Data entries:
——————————
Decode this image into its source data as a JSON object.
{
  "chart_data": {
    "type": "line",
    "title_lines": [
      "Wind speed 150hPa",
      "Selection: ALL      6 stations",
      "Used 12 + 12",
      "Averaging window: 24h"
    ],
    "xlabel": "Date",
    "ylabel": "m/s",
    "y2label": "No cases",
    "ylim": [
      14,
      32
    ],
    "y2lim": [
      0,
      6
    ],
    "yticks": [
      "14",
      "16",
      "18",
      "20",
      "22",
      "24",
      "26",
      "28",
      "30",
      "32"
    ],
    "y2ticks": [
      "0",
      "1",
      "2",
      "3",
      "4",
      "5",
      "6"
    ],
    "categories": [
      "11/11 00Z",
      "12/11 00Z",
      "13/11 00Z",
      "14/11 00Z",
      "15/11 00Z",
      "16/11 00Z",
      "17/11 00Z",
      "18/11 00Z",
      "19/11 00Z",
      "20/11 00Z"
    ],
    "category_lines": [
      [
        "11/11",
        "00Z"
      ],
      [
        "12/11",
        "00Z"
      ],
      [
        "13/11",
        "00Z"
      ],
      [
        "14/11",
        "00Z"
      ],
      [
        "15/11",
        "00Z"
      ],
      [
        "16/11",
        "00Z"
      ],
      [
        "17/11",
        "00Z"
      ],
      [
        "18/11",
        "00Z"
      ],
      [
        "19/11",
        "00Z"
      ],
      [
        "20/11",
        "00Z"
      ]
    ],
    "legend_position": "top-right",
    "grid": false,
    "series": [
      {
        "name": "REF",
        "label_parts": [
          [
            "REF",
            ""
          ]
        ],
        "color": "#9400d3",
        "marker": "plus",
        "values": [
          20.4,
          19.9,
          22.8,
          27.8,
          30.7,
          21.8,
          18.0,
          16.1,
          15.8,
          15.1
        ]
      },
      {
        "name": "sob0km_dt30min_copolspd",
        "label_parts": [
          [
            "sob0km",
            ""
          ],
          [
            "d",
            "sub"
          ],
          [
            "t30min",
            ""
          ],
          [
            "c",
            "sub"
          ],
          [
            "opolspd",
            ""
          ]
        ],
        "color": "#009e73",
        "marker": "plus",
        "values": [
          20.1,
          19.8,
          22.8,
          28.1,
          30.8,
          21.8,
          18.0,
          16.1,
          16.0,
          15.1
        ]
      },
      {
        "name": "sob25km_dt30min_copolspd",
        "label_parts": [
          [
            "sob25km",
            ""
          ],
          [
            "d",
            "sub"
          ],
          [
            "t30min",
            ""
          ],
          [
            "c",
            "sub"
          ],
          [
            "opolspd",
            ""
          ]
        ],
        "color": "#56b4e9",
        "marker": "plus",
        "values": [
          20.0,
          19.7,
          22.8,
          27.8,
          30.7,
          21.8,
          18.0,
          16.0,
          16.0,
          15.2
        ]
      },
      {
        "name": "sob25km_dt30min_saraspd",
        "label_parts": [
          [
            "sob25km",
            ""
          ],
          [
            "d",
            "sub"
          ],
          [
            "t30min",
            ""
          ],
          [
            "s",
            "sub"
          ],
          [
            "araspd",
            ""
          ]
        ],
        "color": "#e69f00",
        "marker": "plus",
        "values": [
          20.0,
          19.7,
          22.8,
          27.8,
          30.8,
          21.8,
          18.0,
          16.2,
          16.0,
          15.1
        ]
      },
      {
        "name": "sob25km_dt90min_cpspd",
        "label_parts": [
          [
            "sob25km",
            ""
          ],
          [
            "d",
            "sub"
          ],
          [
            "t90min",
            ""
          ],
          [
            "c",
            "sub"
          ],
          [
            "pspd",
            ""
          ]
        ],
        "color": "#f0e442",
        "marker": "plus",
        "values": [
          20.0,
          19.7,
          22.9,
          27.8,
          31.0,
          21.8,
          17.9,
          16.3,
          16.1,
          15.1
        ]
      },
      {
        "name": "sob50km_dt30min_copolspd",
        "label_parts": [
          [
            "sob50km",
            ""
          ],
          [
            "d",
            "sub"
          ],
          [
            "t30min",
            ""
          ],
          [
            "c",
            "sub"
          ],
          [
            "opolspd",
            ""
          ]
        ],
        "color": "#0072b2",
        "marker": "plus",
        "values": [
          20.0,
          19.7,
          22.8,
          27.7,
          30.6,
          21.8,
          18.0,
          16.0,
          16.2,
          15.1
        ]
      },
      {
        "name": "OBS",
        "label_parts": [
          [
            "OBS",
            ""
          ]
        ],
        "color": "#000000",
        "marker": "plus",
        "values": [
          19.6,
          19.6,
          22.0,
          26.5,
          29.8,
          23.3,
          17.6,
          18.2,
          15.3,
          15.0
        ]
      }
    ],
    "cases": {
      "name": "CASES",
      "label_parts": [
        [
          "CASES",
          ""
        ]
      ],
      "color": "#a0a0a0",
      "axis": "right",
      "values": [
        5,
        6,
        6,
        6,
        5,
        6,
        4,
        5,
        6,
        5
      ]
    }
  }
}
——————————
WHAT YOU ARE ASKED TO DO: Out of the preceding entries, pull every line containing the string "right".

RESULT OF THE TASK:
    "legend_position": "top-right",
      "axis": "right",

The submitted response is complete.